Input material:
▼▼▼

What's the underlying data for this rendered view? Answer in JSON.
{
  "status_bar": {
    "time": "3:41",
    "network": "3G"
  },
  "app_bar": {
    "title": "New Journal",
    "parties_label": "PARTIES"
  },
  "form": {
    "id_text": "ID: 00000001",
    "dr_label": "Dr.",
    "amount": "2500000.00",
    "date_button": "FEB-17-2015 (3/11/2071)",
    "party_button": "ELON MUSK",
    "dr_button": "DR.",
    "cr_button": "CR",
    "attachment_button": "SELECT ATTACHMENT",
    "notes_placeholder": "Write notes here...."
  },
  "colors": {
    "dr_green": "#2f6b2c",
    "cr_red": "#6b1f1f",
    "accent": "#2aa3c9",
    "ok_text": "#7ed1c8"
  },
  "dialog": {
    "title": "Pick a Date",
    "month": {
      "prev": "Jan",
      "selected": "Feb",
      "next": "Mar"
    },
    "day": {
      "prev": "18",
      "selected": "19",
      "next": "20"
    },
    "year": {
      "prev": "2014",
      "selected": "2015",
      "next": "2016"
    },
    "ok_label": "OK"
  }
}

▲▲▲
▼▼▼

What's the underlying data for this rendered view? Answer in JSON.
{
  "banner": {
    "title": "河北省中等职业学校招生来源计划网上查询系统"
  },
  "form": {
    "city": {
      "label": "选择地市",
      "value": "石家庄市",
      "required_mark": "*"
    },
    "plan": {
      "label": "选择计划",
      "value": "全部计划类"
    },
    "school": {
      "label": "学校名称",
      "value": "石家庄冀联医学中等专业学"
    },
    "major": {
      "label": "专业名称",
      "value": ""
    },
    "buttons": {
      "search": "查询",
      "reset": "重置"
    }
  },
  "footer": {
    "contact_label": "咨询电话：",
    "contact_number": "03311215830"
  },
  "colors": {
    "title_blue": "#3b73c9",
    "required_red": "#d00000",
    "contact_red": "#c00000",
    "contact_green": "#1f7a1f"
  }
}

▲▲▲
▼▼▼

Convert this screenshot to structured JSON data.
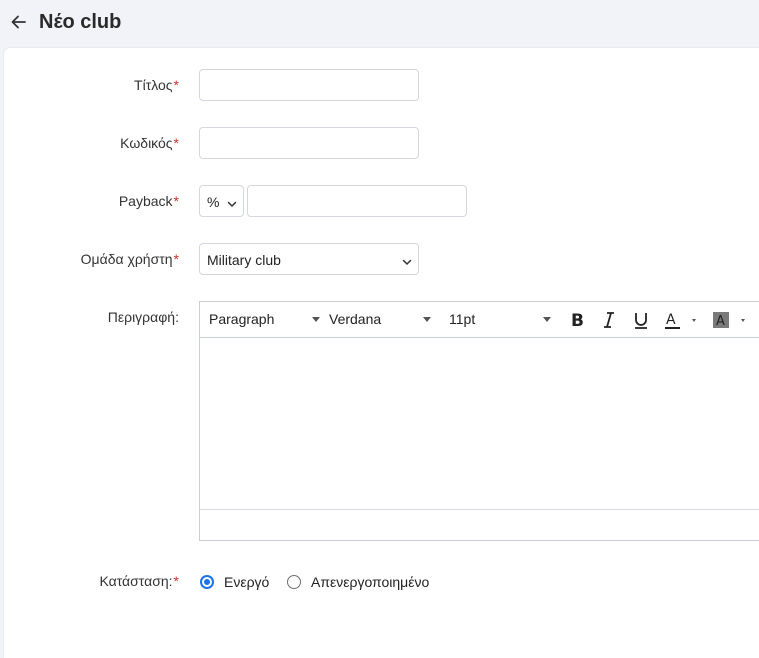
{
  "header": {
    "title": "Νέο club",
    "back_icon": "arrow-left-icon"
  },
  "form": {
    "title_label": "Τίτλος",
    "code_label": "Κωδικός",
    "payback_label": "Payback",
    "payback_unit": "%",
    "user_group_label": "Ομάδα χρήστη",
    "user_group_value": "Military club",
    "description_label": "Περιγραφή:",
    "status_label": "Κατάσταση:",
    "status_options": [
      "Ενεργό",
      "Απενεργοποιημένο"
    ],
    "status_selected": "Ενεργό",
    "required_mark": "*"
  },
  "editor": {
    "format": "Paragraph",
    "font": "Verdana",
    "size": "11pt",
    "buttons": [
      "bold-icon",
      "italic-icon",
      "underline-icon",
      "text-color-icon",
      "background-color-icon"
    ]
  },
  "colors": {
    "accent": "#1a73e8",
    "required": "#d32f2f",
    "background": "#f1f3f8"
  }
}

▲▲▲

Required task: Locate each line with the word "club" and copy it.

Solution below:
    "title": "Νέο club",
    "user_group_value": "Military club",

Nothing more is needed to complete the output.